Pictures stay out of the copy; set down each line of the listing below exactly.

-- Start --

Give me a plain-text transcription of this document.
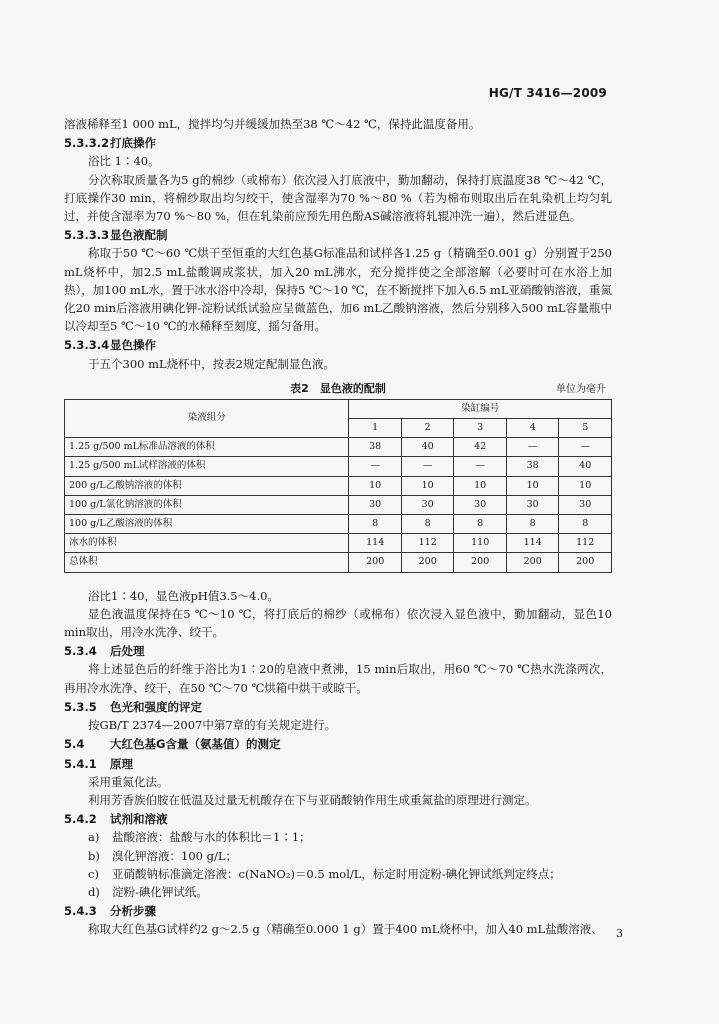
HG/T 3416—2009

溶液稀释至1 000 mL，搅拌均匀并缓缓加热至38 ℃～42 ℃，保持此温度备用。

5.3.3.2打底操作

浴比 1∶40。

分次称取质量各为5 g的棉纱（或棉布）依次浸入打底液中，勤加翻动，保持打底温度38 ℃～42 ℃，打底操作30 min，将棉纱取出均匀绞干，使含湿率为70 %～80 %（若为棉布则取出后在轧染机上均匀轧过，并使含湿率为70 %～80 %，但在轧染前应预先用色酚AS碱溶液将轧辊冲洗一遍），然后进显色。

5.3.3.3显色液配制

称取于50 ℃～60 ℃烘干至恒重的大红色基G标准品和试样各1.25 g（精确至0.001 g）分别置于250 mL烧杯中，加2.5 mL盐酸调成浆状，加入20 mL沸水，充分搅拌使之全部溶解（必要时可在水浴上加热），加100 mL水，置于冰水浴中冷却，保持5 ℃～10 ℃，在不断搅拌下加入6.5 mL亚硝酸钠溶液，重氮化20 min后溶液用碘化钾-淀粉试纸试验应呈微蓝色，加6 mL乙酸钠溶液，然后分别移入500 mL容量瓶中以冷却至5 ℃～10 ℃的水稀释至刻度，摇匀备用。

5.3.3.4显色操作

于五个300 mL烧杯中，按表2规定配制显色液。

表2　显色液的配制	单位为毫升
染液组分	染缸编号				
	1	2	3	4	5
1.25 g/500 mL标准品溶液的体积	38	40	42	—	—
1.25 g/500 mL试样溶液的体积	—	—	—	38	40
200 g/L乙酸钠溶液的体积	10	10	10	10	10
100 g/L氯化钠溶液的体积	30	30	30	30	30
100 g/L乙酸溶液的体积	8	8	8	8	8
冰水的体积	114	112	110	114	112
总体积	200	200	200	200	200

浴比1∶40，显色液pH值3.5～4.0。

显色液温度保持在5 ℃～10 ℃，将打底后的棉纱（或棉布）依次浸入显色液中，勤加翻动，显色10 min取出，用冷水洗净、绞干。

5.3.4 后处理

将上述显色后的纤维于浴比为1∶20的皂液中煮沸，15 min后取出，用60 ℃～70 ℃热水洗涤两次，再用冷水洗净、绞干，在50 ℃～70 ℃烘箱中烘干或晾干。

5.3.5 色光和强度的评定

按GB/T 2374—2007中第7章的有关规定进行。

5.4 大红色基G含量（氨基值）的测定

5.4.1 原理

采用重氮化法。

利用芳香族伯胺在低温及过量无机酸存在下与亚硝酸钠作用生成重氮盐的原理进行测定。

5.4.2 试剂和溶液

a) 盐酸溶液：盐酸与水的体积比＝1∶1；

b) 溴化钾溶液：100 g/L；

c) 亚硝酸钠标准滴定溶液：c(NaNO₂)＝0.5 mol/L，标定时用淀粉-碘化钾试纸判定终点；

d) 淀粉-碘化钾试纸。

5.4.3 分析步骤

称取大红色基G试样约2 g～2.5 g（精确至0.000 1 g）置于400 mL烧杯中，加入40 mL盐酸溶液、	3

-- End --

▸ RESULT FOR THIS TASK
Give me a plain-text transcription of this document.
HG/T 3416—2009

溶液稀释至1 000 mL，搅拌均匀并缓缓加热至38 ℃～42 ℃，保持此温度备用。

5.3.3.2打底操作

浴比 1∶40。

分次称取质量各为5 g的棉纱（或棉布）依次浸入打底液中，勤加翻动，保持打底温度38 ℃～42 ℃，打底操作30 min，将棉纱取出均匀绞干，使含湿率为70 %～80 %（若为棉布则取出后在轧染机上均匀轧过，并使含湿率为70 %～80 %，但在轧染前应预先用色酚AS碱溶液将轧辊冲洗一遍），然后进显色。

5.3.3.3显色液配制

称取于50 ℃～60 ℃烘干至恒重的大红色基G标准品和试样各1.25 g（精确至0.001 g）分别置于250 mL烧杯中，加2.5 mL盐酸调成浆状，加入20 mL沸水，充分搅拌使之全部溶解（必要时可在水浴上加热），加100 mL水，置于冰水浴中冷却，保持5 ℃～10 ℃，在不断搅拌下加入6.5 mL亚硝酸钠溶液，重氮化20 min后溶液用碘化钾-淀粉试纸试验应呈微蓝色，加6 mL乙酸钠溶液，然后分别移入500 mL容量瓶中以冷却至5 ℃～10 ℃的水稀释至刻度，摇匀备用。

5.3.3.4显色操作

于五个300 mL烧杯中，按表2规定配制显色液。

表2　显色液的配制	单位为毫升
染液组分	染缸编号				
	1	2	3	4	5
1.25 g/500 mL标准品溶液的体积	38	40	42	—	—
1.25 g/500 mL试样溶液的体积	—	—	—	38	40
200 g/L乙酸钠溶液的体积	10	10	10	10	10
100 g/L氯化钠溶液的体积	30	30	30	30	30
100 g/L乙酸溶液的体积	8	8	8	8	8
冰水的体积	114	112	110	114	112
总体积	200	200	200	200	200

浴比1∶40，显色液pH值3.5～4.0。

显色液温度保持在5 ℃～10 ℃，将打底后的棉纱（或棉布）依次浸入显色液中，勤加翻动，显色10 min取出，用冷水洗净、绞干。

5.3.4 后处理

将上述显色后的纤维于浴比为1∶20的皂液中煮沸，15 min后取出，用60 ℃～70 ℃热水洗涤两次，再用冷水洗净、绞干，在50 ℃～70 ℃烘箱中烘干或晾干。

5.3.5 色光和强度的评定

按GB/T 2374—2007中第7章的有关规定进行。

5.4 大红色基G含量（氨基值）的测定

5.4.1 原理

采用重氮化法。

利用芳香族伯胺在低温及过量无机酸存在下与亚硝酸钠作用生成重氮盐的原理进行测定。

5.4.2 试剂和溶液

a) 盐酸溶液：盐酸与水的体积比＝1∶1；

b) 溴化钾溶液：100 g/L；

c) 亚硝酸钠标准滴定溶液：c(NaNO₂)＝0.5 mol/L，标定时用淀粉-碘化钾试纸判定终点；

d) 淀粉-碘化钾试纸。

5.4.3 分析步骤

称取大红色基G试样约2 g～2.5 g（精确至0.000 1 g）置于400 mL烧杯中，加入40 mL盐酸溶液、	3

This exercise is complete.